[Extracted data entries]
□ □ □ □ □
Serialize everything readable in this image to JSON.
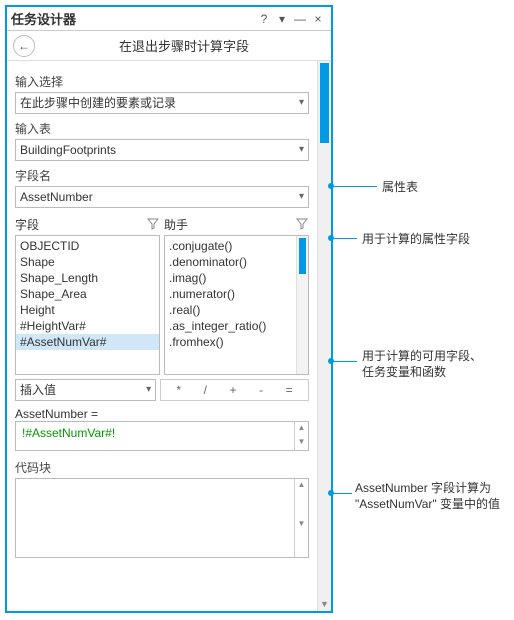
{
  "titlebar": {
    "title": "任务设计器",
    "help": "?",
    "dock": "▾",
    "minimize": "—",
    "close": "×"
  },
  "subheader": {
    "back": "←",
    "title": "在退出步骤时计算字段"
  },
  "labels": {
    "input_select": "输入选择",
    "input_table": "输入表",
    "field_name": "字段名",
    "fields": "字段",
    "helpers": "助手",
    "insert_value": "插入值",
    "code_block": "代码块"
  },
  "values": {
    "input_select": "在此步骤中创建的要素或记录",
    "input_table": "BuildingFootprints",
    "field_name": "AssetNumber",
    "expr_label": "AssetNumber =",
    "expression": "!#AssetNumVar#!"
  },
  "fields_list": [
    "OBJECTID",
    "Shape",
    "Shape_Length",
    "Shape_Area",
    "Height",
    "#HeightVar#",
    "#AssetNumVar#"
  ],
  "fields_selected": "#AssetNumVar#",
  "helpers_list": [
    ".conjugate()",
    ".denominator()",
    ".imag()",
    ".numerator()",
    ".real()",
    ".as_integer_ratio()",
    ".fromhex()"
  ],
  "ops": [
    "*",
    "/",
    "+",
    "-",
    "="
  ],
  "callouts": {
    "c1": "属性表",
    "c2": "用于计算的属性字段",
    "c3a": "用于计算的可用字段、",
    "c3b": "任务变量和函数",
    "c4a": "AssetNumber 字段计算为",
    "c4b": "\"AssetNumVar\" 变量中的值"
  }
}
□ □ □ □ □
◆ GOAL: Write out each entry exactly as given, omitting any picture.

◆ IN RESPONSE:
Serialize everything readable in this image to JSON.
{
  "titlebar": {
    "title": "任务设计器",
    "help": "?",
    "dock": "▾",
    "minimize": "—",
    "close": "×"
  },
  "subheader": {
    "back": "←",
    "title": "在退出步骤时计算字段"
  },
  "labels": {
    "input_select": "输入选择",
    "input_table": "输入表",
    "field_name": "字段名",
    "fields": "字段",
    "helpers": "助手",
    "insert_value": "插入值",
    "code_block": "代码块"
  },
  "values": {
    "input_select": "在此步骤中创建的要素或记录",
    "input_table": "BuildingFootprints",
    "field_name": "AssetNumber",
    "expr_label": "AssetNumber =",
    "expression": "!#AssetNumVar#!"
  },
  "fields_list": [
    "OBJECTID",
    "Shape",
    "Shape_Length",
    "Shape_Area",
    "Height",
    "#HeightVar#",
    "#AssetNumVar#"
  ],
  "fields_selected": "#AssetNumVar#",
  "helpers_list": [
    ".conjugate()",
    ".denominator()",
    ".imag()",
    ".numerator()",
    ".real()",
    ".as_integer_ratio()",
    ".fromhex()"
  ],
  "ops": [
    "*",
    "/",
    "+",
    "-",
    "="
  ],
  "callouts": {
    "c1": "属性表",
    "c2": "用于计算的属性字段",
    "c3a": "用于计算的可用字段、",
    "c3b": "任务变量和函数",
    "c4a": "AssetNumber 字段计算为",
    "c4b": "\"AssetNumVar\" 变量中的值"
  }
}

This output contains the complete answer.